-- start --

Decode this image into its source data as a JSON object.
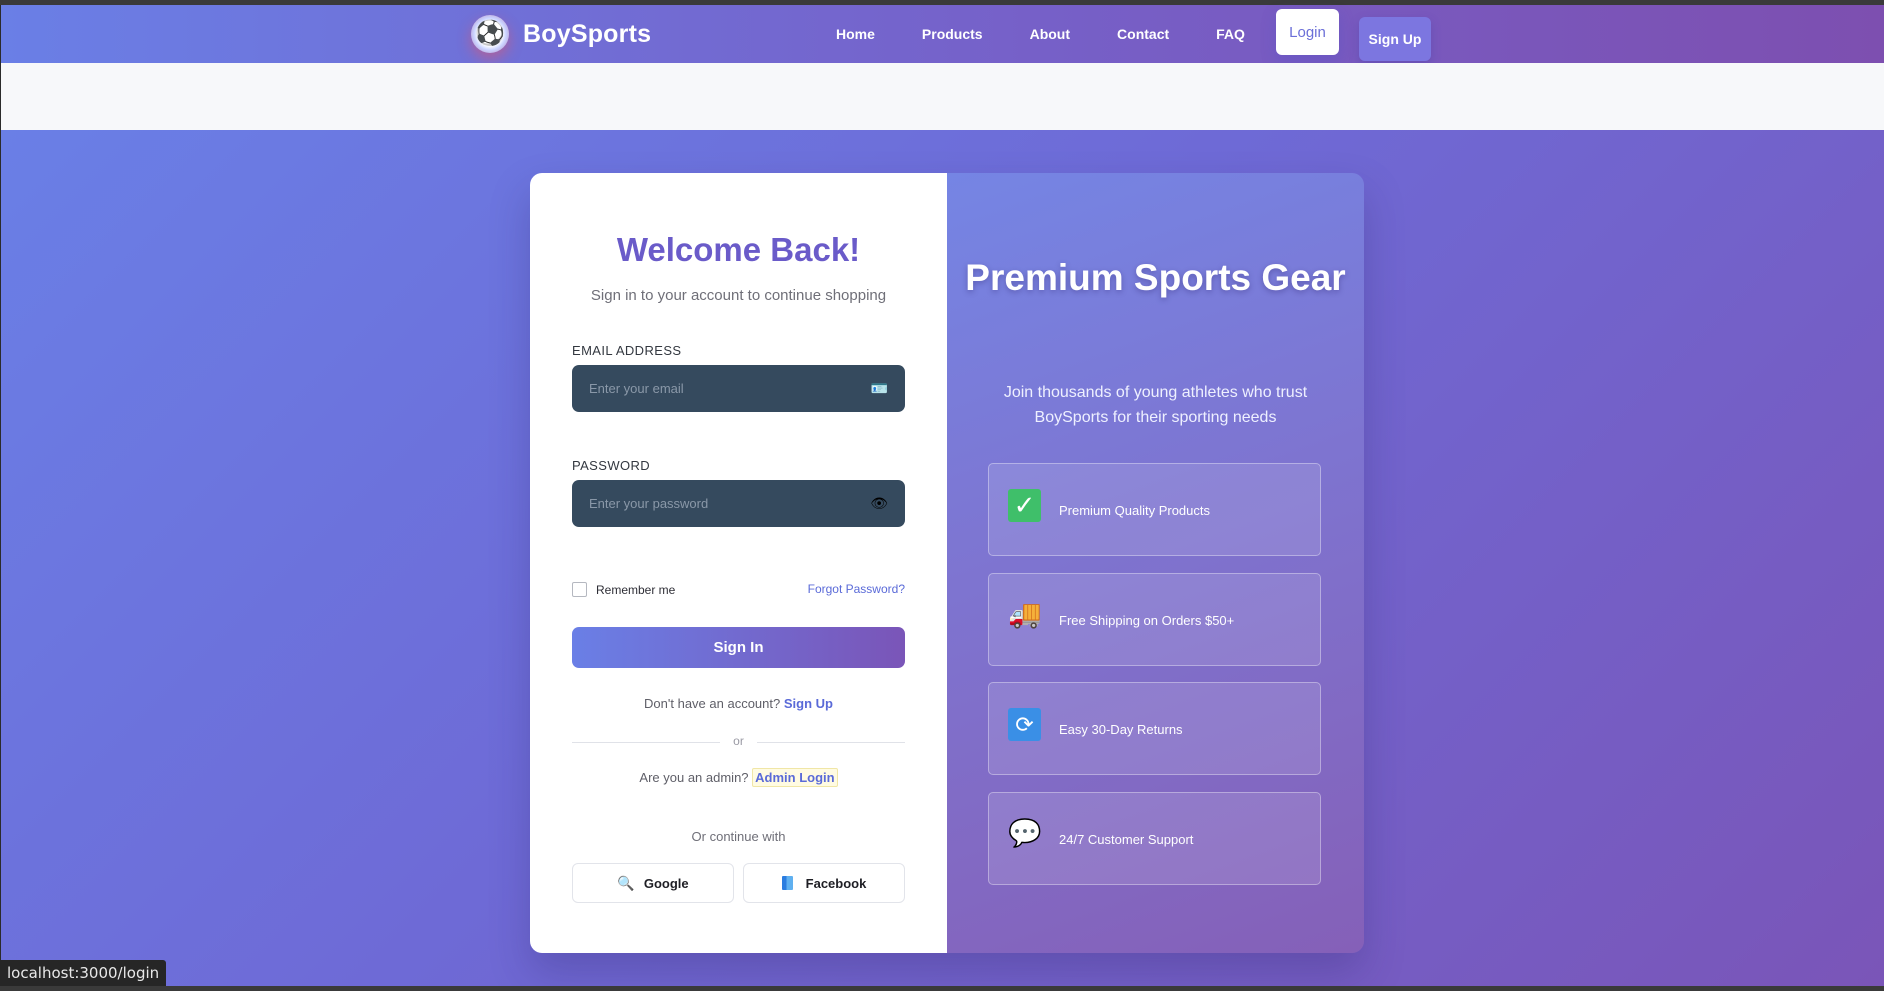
{
  "navbar": {
    "brand": "BoySports",
    "logo_icon": "soccer-ball-icon",
    "links": [
      "Home",
      "Products",
      "About",
      "Contact",
      "FAQ"
    ],
    "login_label": "Login",
    "signup_label": "Sign Up",
    "gradient_start": "#6a7fe6",
    "gradient_end": "#7d4fb0"
  },
  "login": {
    "title": "Welcome Back!",
    "subtitle": "Sign in to your account to continue shopping",
    "email_label": "EMAIL ADDRESS",
    "email_placeholder": "Enter your email",
    "email_value": "",
    "email_icon": "id-card-icon",
    "password_label": "PASSWORD",
    "password_placeholder": "Enter your password",
    "password_value": "",
    "password_icon": "eye-icon",
    "remember_label": "Remember me",
    "remember_checked": false,
    "forgot_label": "Forgot Password?",
    "signin_label": "Sign In",
    "no_account_text": "Don't have an account?",
    "signup_link": "Sign Up",
    "or_text": "or",
    "admin_text": "Are you an admin?",
    "admin_link": "Admin Login",
    "continue_text": "Or continue with",
    "google_label": "Google",
    "facebook_label": "Facebook",
    "title_color": "#6a5bc9",
    "input_bg": "#354a5e"
  },
  "promo": {
    "title": "Premium Sports Gear",
    "subtitle": "Join thousands of young athletes who trust BoySports for their sporting needs",
    "features": [
      {
        "icon": "check-mark-icon",
        "label": "Premium Quality Products"
      },
      {
        "icon": "delivery-truck-icon",
        "label": "Free Shipping on Orders $50+"
      },
      {
        "icon": "refresh-arrows-icon",
        "label": "Easy 30-Day Returns"
      },
      {
        "icon": "speech-bubble-icon",
        "label": "24/7 Customer Support"
      }
    ]
  },
  "status_bar": {
    "url": "localhost:3000/login"
  }
}
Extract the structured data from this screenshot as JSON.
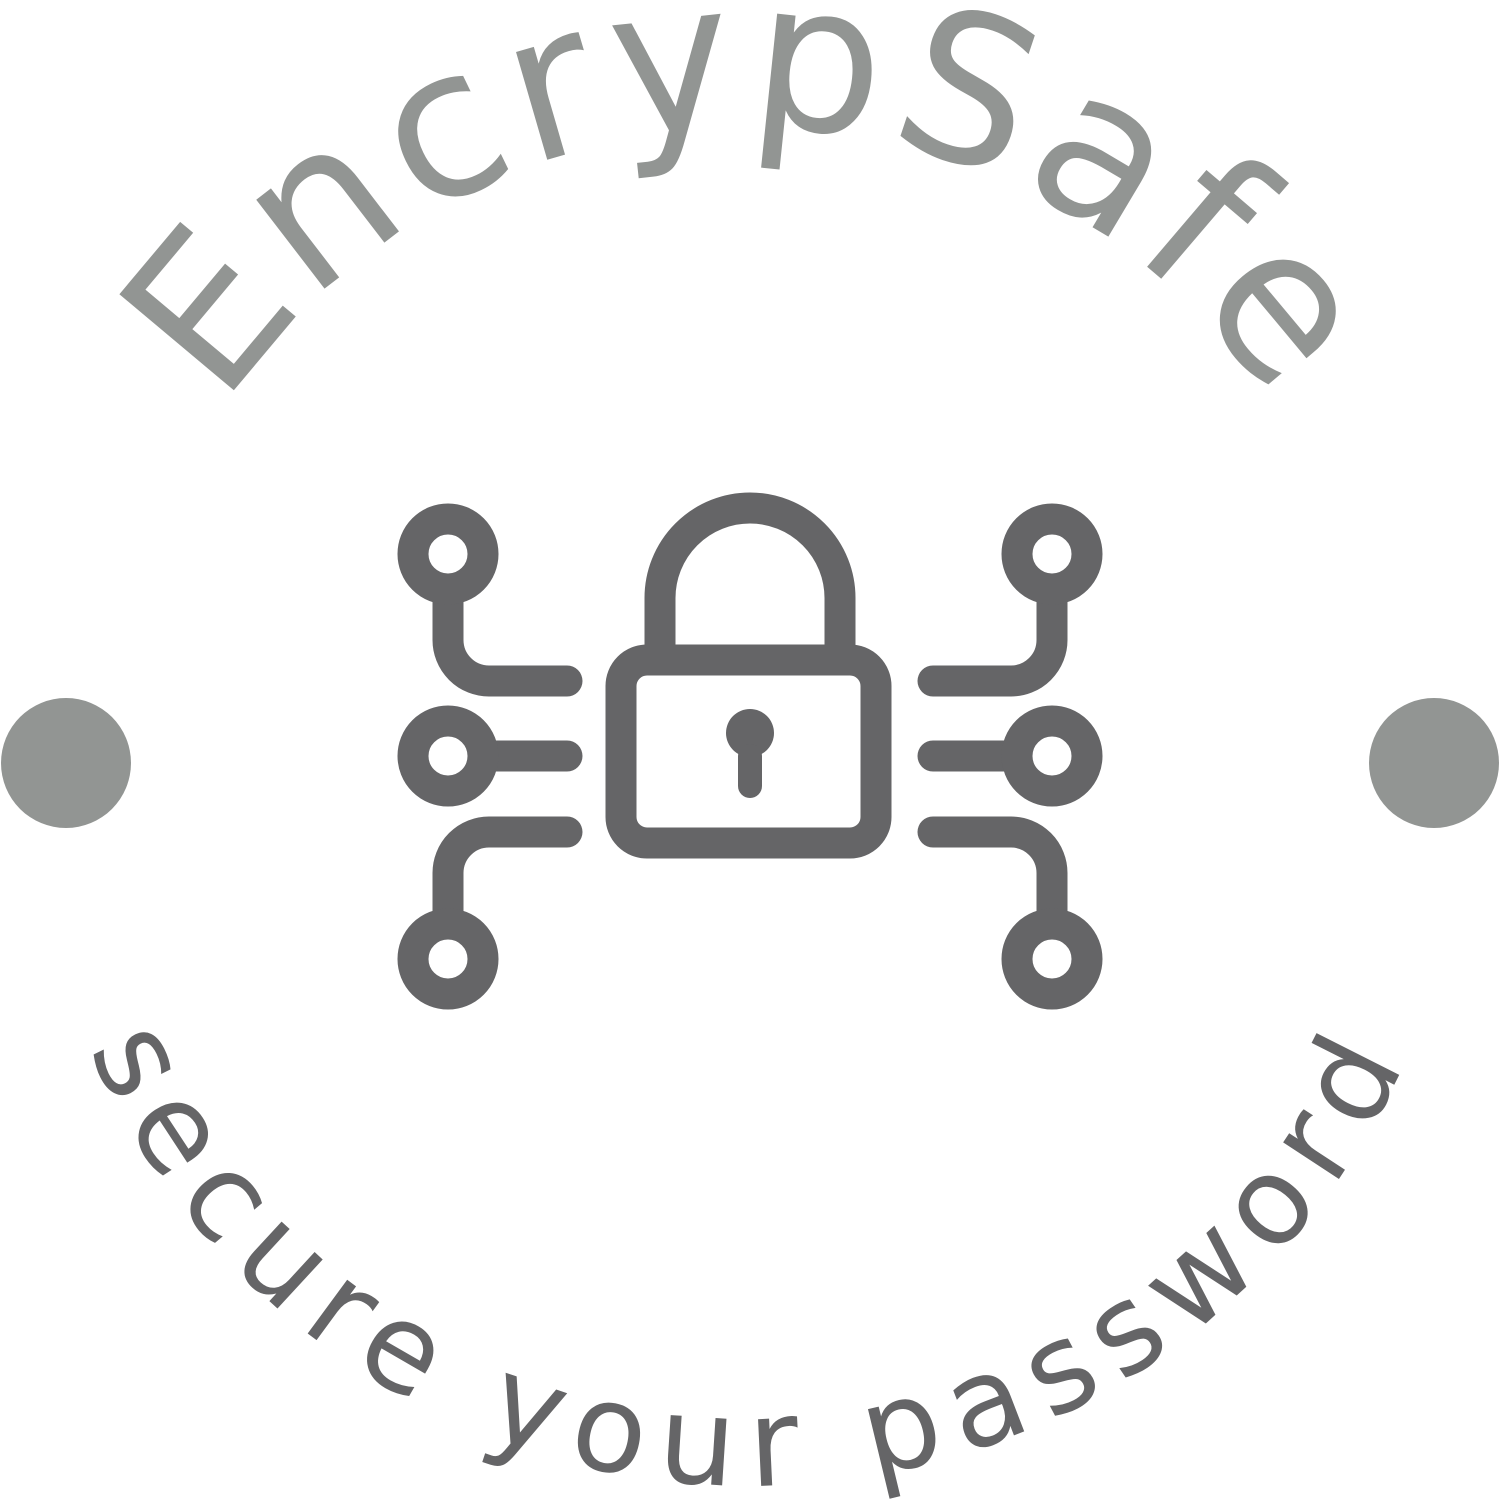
{
  "logo": {
    "brand_name": "EncrypSafe",
    "tagline": "secure your password",
    "icon": "lock-circuit-icon",
    "colors": {
      "brand_gray": "#929593",
      "icon_gray": "#656567",
      "background": "#ffffff"
    }
  }
}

-- end --

(OBJECTIVE) Each line containing "your" counts once; state the total number of such lines and nothing else.

(WRITTEN SOLUTION) 4